Task: Find each line with the string "this" and copy it.

Given data:

# # # #

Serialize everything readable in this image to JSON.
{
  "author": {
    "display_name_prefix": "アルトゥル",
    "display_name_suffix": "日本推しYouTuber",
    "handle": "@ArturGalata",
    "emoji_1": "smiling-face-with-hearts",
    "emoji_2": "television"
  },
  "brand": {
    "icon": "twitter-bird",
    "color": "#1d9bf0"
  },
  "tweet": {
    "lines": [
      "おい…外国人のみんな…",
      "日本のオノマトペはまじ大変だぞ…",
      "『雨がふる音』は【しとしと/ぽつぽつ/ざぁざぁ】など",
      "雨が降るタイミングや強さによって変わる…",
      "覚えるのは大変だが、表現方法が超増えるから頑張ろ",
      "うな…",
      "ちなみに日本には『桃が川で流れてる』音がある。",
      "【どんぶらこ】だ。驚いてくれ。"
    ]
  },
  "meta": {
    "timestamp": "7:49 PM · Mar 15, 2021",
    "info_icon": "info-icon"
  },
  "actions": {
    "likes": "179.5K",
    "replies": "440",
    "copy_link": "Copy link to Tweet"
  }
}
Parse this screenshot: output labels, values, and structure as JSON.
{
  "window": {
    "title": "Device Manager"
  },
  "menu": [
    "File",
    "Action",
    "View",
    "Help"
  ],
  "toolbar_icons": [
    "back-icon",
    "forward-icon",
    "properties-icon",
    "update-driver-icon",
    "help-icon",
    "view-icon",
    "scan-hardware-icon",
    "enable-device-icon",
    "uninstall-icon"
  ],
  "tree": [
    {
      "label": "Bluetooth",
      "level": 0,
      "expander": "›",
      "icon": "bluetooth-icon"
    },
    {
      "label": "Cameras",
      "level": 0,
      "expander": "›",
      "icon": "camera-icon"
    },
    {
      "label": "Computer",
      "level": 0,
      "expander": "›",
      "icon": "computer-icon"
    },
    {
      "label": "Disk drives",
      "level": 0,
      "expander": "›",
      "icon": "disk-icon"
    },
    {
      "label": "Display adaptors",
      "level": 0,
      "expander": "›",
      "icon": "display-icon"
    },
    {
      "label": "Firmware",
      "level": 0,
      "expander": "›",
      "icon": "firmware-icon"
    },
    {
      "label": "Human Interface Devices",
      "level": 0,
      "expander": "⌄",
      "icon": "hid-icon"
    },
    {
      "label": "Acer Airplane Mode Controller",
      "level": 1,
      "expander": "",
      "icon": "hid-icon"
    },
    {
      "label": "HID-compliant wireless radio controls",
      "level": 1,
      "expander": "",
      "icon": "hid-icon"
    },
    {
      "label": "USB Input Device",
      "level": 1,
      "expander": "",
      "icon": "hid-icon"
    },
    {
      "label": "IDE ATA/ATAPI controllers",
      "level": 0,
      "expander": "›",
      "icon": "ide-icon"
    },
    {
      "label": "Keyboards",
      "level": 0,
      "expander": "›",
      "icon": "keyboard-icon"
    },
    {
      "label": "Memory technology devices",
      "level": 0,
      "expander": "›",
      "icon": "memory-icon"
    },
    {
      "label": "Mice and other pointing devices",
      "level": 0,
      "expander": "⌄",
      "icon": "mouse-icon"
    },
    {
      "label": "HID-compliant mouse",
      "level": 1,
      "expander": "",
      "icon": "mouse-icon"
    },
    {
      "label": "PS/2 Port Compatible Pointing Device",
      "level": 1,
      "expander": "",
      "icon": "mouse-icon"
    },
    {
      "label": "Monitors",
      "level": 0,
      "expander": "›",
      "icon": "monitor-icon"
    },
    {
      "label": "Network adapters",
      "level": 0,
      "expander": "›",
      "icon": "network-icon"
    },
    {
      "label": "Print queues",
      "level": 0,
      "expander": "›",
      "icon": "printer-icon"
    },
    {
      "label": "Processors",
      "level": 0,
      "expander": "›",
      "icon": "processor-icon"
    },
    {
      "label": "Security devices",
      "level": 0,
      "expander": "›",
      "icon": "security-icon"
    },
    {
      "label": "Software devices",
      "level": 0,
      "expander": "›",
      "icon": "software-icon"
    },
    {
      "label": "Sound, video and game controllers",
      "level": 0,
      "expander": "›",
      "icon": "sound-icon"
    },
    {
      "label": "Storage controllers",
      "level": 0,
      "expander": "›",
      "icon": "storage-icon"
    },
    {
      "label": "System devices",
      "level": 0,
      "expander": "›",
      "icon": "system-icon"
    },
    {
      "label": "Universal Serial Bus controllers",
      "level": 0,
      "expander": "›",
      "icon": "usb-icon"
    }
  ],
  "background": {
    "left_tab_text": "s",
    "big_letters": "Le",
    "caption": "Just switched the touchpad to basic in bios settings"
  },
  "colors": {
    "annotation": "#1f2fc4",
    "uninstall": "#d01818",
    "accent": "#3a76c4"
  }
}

# # # #

Solution:
Serialize everything readable in this image to JSON.
Parse this screenshot: output labels, values, and structure as JSON.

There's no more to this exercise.